[Stored data]

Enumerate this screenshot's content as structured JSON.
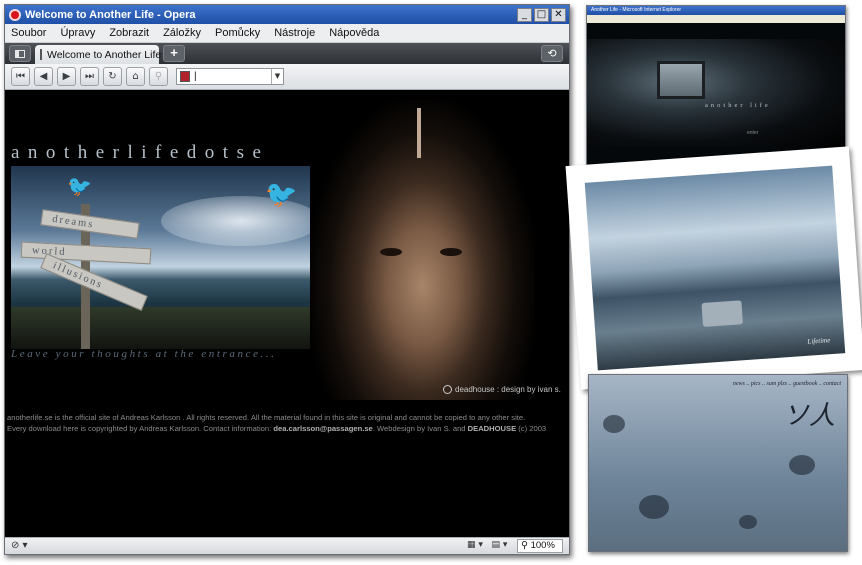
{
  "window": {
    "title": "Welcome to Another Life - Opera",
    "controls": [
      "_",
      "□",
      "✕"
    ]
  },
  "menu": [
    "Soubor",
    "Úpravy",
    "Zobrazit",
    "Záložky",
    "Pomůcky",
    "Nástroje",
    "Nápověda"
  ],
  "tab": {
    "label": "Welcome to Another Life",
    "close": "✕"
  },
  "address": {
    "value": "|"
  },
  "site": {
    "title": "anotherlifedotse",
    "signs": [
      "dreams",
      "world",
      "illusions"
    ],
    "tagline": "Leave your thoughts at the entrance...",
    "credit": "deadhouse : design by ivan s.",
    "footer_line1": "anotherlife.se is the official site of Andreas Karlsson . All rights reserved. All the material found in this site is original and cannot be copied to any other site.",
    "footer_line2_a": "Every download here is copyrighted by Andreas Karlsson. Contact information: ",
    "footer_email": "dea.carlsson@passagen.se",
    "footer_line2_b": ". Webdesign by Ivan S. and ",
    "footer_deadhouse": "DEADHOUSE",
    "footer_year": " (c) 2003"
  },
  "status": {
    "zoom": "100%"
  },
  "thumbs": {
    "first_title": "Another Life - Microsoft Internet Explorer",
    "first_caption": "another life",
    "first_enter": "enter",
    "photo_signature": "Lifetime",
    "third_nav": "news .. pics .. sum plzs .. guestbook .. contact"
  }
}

TASK TO CARRY OUT - Copy the data character for character, but drop all pictures from the copy.

RESPONSE -
Enumerate this screenshot's content as structured JSON.
{
  "window": {
    "title": "Welcome to Another Life - Opera",
    "controls": [
      "_",
      "□",
      "✕"
    ]
  },
  "menu": [
    "Soubor",
    "Úpravy",
    "Zobrazit",
    "Záložky",
    "Pomůcky",
    "Nástroje",
    "Nápověda"
  ],
  "tab": {
    "label": "Welcome to Another Life",
    "close": "✕"
  },
  "address": {
    "value": "|"
  },
  "site": {
    "title": "anotherlifedotse",
    "signs": [
      "dreams",
      "world",
      "illusions"
    ],
    "tagline": "Leave your thoughts at the entrance...",
    "credit": "deadhouse : design by ivan s.",
    "footer_line1": "anotherlife.se is the official site of Andreas Karlsson . All rights reserved. All the material found in this site is original and cannot be copied to any other site.",
    "footer_line2_a": "Every download here is copyrighted by Andreas Karlsson. Contact information: ",
    "footer_email": "dea.carlsson@passagen.se",
    "footer_line2_b": ". Webdesign by Ivan S. and ",
    "footer_deadhouse": "DEADHOUSE",
    "footer_year": " (c) 2003"
  },
  "status": {
    "zoom": "100%"
  },
  "thumbs": {
    "first_title": "Another Life - Microsoft Internet Explorer",
    "first_caption": "another life",
    "first_enter": "enter",
    "photo_signature": "Lifetime",
    "third_nav": "news .. pics .. sum plzs .. guestbook .. contact"
  }
}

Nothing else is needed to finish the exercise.